**Short exercise**
Report back each line of the records that contains the string "имеет".
== == ==
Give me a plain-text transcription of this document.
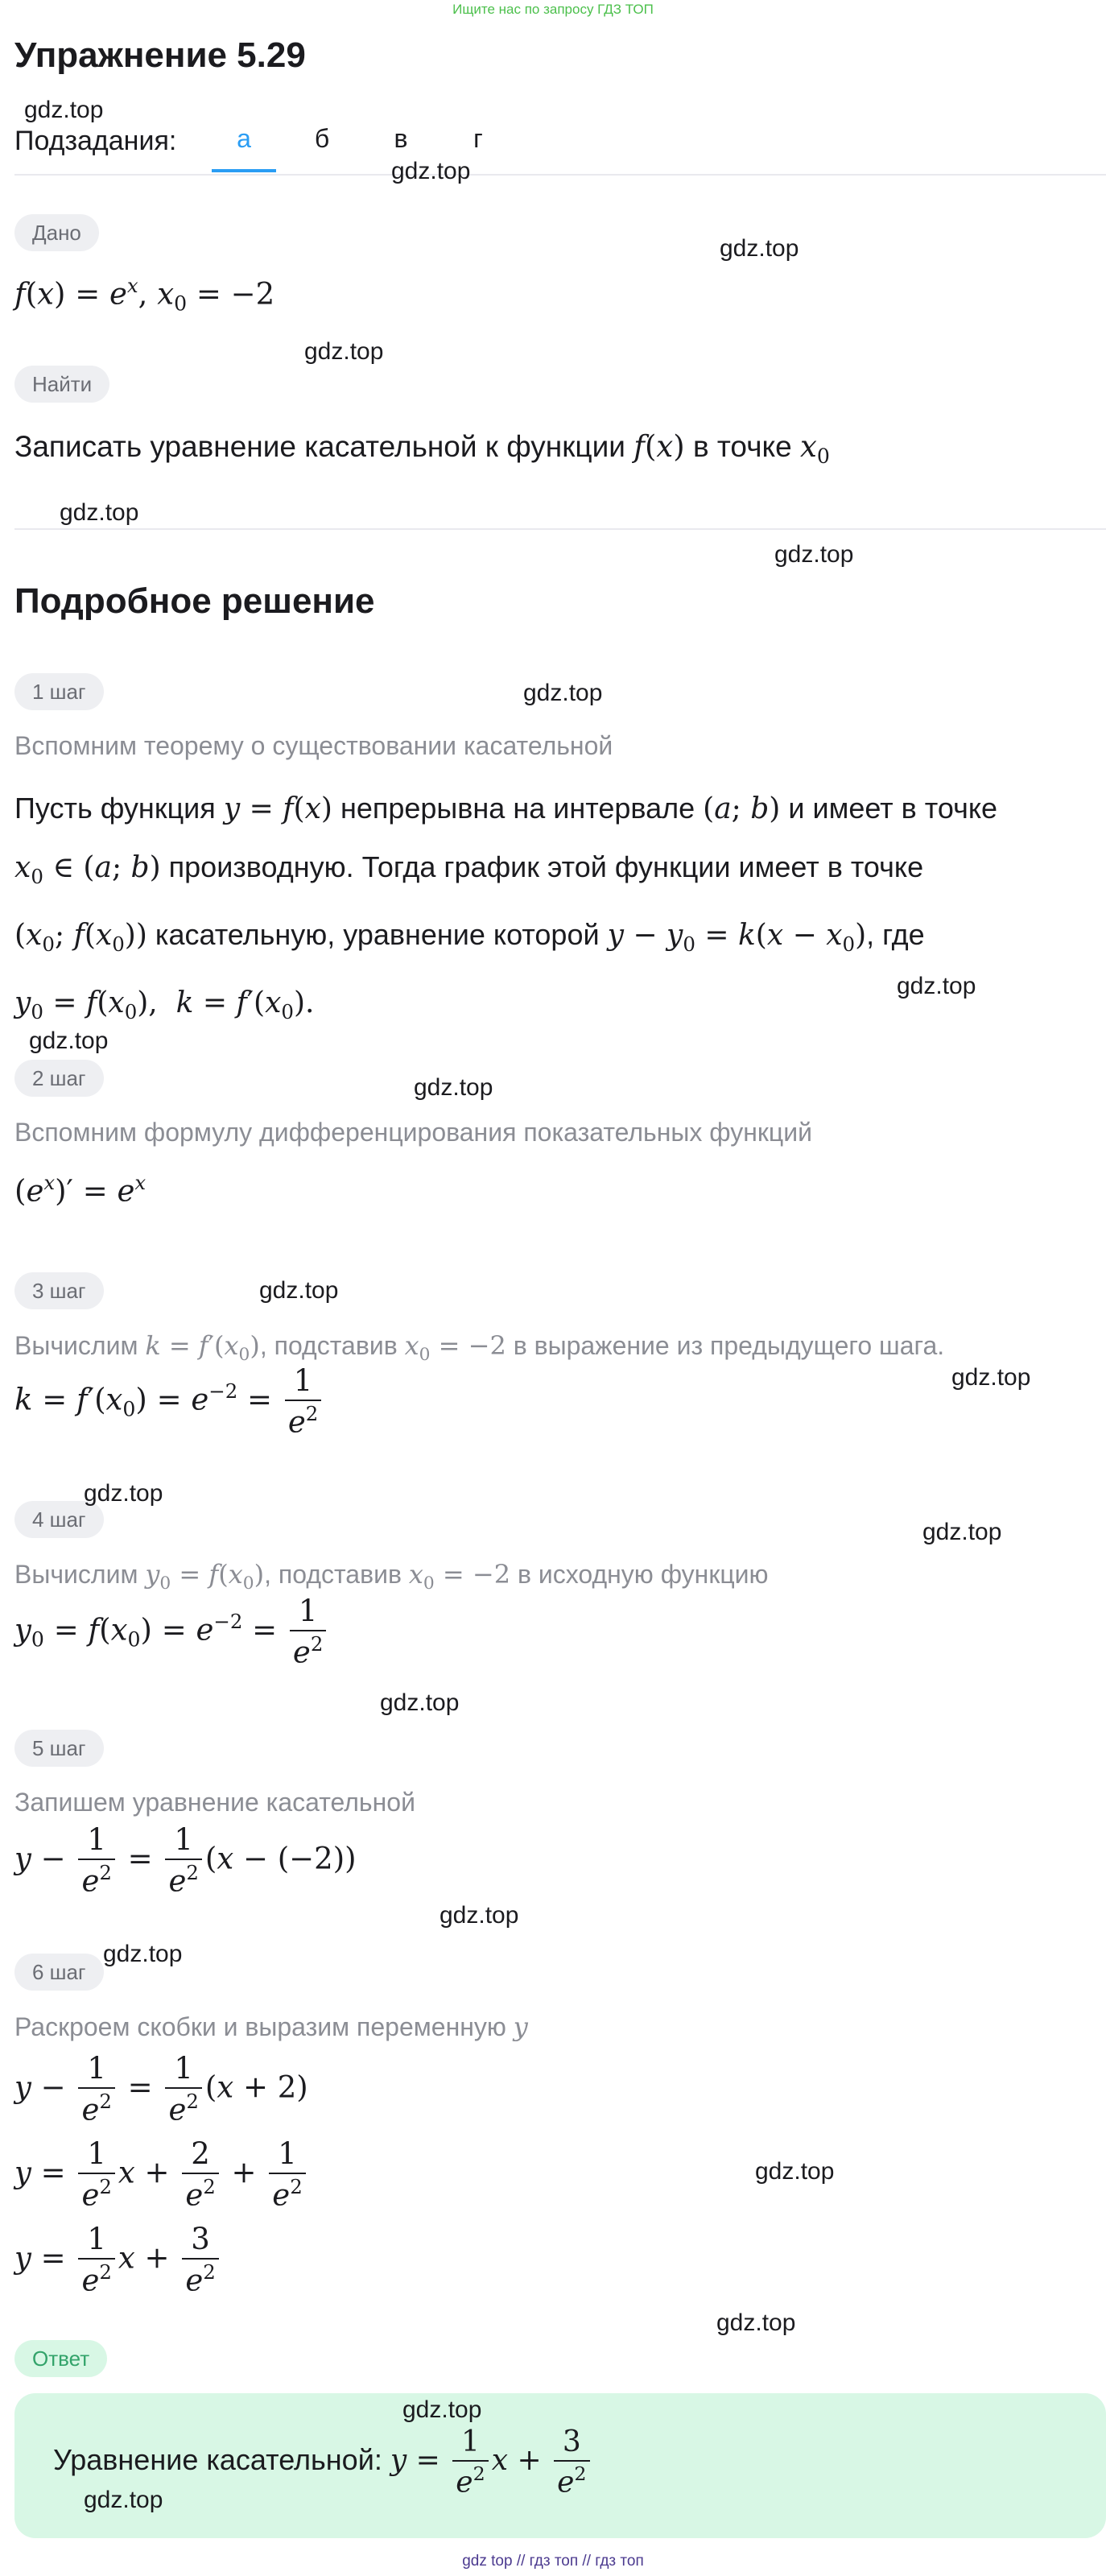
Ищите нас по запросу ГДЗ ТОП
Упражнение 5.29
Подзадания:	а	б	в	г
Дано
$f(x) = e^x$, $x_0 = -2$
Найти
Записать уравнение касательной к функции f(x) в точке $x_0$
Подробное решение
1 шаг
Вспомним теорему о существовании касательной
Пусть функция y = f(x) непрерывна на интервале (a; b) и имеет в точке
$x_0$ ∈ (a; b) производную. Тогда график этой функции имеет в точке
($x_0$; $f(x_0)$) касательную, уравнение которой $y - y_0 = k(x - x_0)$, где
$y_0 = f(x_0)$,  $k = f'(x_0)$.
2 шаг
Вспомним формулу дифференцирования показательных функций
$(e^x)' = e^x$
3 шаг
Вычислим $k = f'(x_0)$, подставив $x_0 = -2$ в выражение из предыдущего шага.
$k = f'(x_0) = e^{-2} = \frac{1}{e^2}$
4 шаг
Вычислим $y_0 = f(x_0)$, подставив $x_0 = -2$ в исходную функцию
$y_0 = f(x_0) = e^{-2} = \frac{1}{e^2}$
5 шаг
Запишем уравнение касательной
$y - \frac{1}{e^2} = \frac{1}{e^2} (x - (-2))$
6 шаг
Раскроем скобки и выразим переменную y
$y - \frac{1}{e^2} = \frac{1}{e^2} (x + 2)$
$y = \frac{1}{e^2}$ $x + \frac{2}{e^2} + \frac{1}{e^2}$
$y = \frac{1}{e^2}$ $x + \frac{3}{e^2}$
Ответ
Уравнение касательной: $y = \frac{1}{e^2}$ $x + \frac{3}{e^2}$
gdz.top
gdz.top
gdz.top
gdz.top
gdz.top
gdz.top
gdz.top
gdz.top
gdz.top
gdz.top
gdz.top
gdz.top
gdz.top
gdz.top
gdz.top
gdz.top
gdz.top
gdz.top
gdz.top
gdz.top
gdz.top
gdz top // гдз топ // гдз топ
== == ==
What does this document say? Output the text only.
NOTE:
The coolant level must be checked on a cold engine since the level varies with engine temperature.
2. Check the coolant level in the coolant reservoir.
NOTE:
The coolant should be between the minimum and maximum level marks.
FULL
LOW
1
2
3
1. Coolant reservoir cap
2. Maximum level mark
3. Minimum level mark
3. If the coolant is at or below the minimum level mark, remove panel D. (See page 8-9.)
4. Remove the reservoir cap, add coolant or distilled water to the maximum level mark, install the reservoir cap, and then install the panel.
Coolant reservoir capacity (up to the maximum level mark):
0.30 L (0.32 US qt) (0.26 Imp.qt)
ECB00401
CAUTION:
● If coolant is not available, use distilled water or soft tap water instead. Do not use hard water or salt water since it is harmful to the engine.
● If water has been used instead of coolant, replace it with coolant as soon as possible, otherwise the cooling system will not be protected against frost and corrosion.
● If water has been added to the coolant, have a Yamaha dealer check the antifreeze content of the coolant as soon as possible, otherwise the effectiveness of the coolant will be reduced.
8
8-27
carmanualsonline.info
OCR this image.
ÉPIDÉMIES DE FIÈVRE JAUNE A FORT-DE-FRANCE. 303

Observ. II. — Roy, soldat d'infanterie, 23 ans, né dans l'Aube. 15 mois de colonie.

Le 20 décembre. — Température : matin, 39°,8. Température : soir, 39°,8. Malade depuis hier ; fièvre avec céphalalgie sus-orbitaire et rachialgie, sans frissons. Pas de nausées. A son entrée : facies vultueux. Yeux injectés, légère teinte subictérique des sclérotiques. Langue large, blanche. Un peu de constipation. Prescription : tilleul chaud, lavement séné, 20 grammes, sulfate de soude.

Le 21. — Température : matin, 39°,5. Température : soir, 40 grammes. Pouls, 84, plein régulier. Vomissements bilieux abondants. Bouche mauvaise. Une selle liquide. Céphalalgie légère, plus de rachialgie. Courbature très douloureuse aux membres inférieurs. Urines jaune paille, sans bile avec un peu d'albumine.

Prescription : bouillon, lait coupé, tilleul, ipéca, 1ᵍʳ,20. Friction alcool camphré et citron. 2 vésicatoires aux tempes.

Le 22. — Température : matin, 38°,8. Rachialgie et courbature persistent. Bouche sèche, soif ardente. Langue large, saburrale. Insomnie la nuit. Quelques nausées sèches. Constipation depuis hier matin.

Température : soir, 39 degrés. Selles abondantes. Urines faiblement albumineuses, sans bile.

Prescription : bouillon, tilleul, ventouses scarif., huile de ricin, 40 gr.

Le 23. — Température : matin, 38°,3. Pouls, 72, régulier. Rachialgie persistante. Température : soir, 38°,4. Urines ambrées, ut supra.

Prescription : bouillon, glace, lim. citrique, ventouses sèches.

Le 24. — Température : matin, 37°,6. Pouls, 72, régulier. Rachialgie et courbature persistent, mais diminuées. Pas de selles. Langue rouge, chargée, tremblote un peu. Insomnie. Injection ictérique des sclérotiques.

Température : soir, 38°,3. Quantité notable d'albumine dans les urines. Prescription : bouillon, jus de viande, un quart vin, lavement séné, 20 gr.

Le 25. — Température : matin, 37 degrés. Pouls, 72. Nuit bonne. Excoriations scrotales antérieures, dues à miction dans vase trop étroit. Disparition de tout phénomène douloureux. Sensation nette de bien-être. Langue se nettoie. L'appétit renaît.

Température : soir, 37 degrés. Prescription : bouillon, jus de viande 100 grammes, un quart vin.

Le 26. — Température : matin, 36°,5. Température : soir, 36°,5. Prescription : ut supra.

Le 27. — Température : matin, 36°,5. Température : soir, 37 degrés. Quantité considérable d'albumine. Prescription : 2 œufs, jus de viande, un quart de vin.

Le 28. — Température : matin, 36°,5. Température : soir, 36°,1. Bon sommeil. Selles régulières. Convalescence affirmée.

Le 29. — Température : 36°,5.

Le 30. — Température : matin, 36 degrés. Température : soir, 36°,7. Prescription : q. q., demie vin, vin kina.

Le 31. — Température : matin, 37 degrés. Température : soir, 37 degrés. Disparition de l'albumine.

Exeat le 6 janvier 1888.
== == ==
**Task result**
Пусть функция y = f(x) непрерывна на интервале (a; b) и имеет в точке
$x_0$ ∈ (a; b) производную. Тогда график этой функции имеет в точке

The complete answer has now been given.